### [CHALLENGE]
Give back each entry unchanged, minus pictures.

### [INFORMATION SUPPLIED]
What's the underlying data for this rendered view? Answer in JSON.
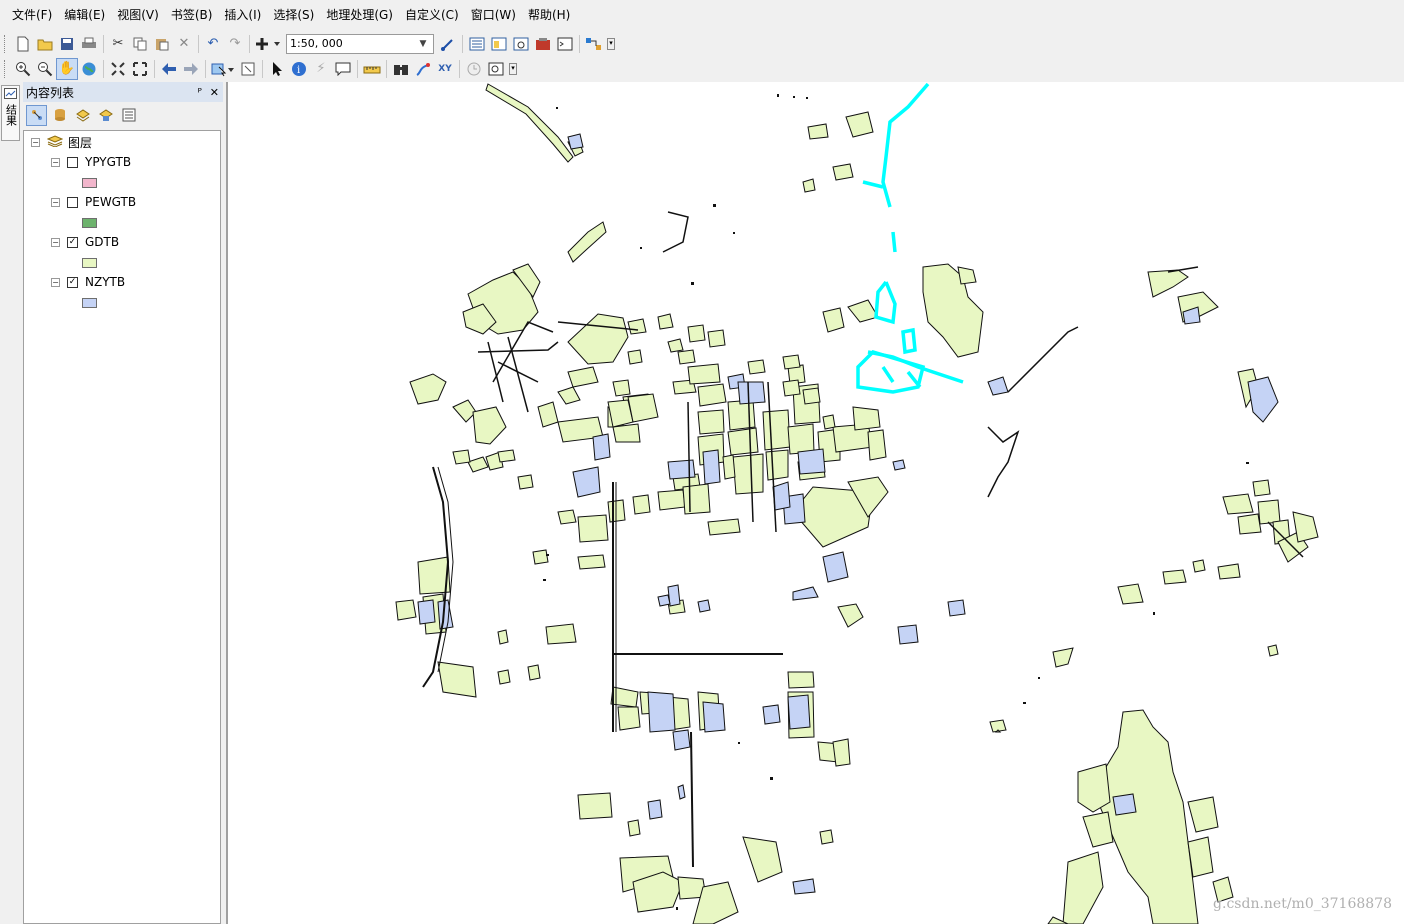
{
  "menu": [
    "文件(F)",
    "编辑(E)",
    "视图(V)",
    "书签(B)",
    "插入(I)",
    "选择(S)",
    "地理处理(G)",
    "自定义(C)",
    "窗口(W)",
    "帮助(H)"
  ],
  "toolbar": {
    "scale_value": "1:50, 000"
  },
  "side_tab": {
    "label": "结果"
  },
  "toc": {
    "title": "内容列表",
    "root_label": "图层",
    "layers": [
      {
        "name": "YPYGTB",
        "checked": false,
        "color": "#f2b6cc"
      },
      {
        "name": "PEWGTB",
        "checked": false,
        "color": "#6db36d"
      },
      {
        "name": "GDTB",
        "checked": true,
        "color": "#e8f7c3"
      },
      {
        "name": "NZYTB",
        "checked": true,
        "color": "#c5d3f5"
      }
    ]
  },
  "map": {
    "colors": {
      "gdtb_fill": "#e8f7c3",
      "nzytb_fill": "#c5d3f5",
      "outline": "#111111",
      "highlight": "#00ffff"
    }
  },
  "watermark": "g.csdn.net/m0_37168878"
}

### [CORRECT RESPONSE]
What's the underlying data for this rendered view? Answer in JSON.
{
  "menu": [
    "文件(F)",
    "编辑(E)",
    "视图(V)",
    "书签(B)",
    "插入(I)",
    "选择(S)",
    "地理处理(G)",
    "自定义(C)",
    "窗口(W)",
    "帮助(H)"
  ],
  "toolbar": {
    "scale_value": "1:50, 000"
  },
  "side_tab": {
    "label": "结果"
  },
  "toc": {
    "title": "内容列表",
    "root_label": "图层",
    "layers": [
      {
        "name": "YPYGTB",
        "checked": false,
        "color": "#f2b6cc"
      },
      {
        "name": "PEWGTB",
        "checked": false,
        "color": "#6db36d"
      },
      {
        "name": "GDTB",
        "checked": true,
        "color": "#e8f7c3"
      },
      {
        "name": "NZYTB",
        "checked": true,
        "color": "#c5d3f5"
      }
    ]
  },
  "map": {
    "colors": {
      "gdtb_fill": "#e8f7c3",
      "nzytb_fill": "#c5d3f5",
      "outline": "#111111",
      "highlight": "#00ffff"
    }
  },
  "watermark": "g.csdn.net/m0_37168878"
}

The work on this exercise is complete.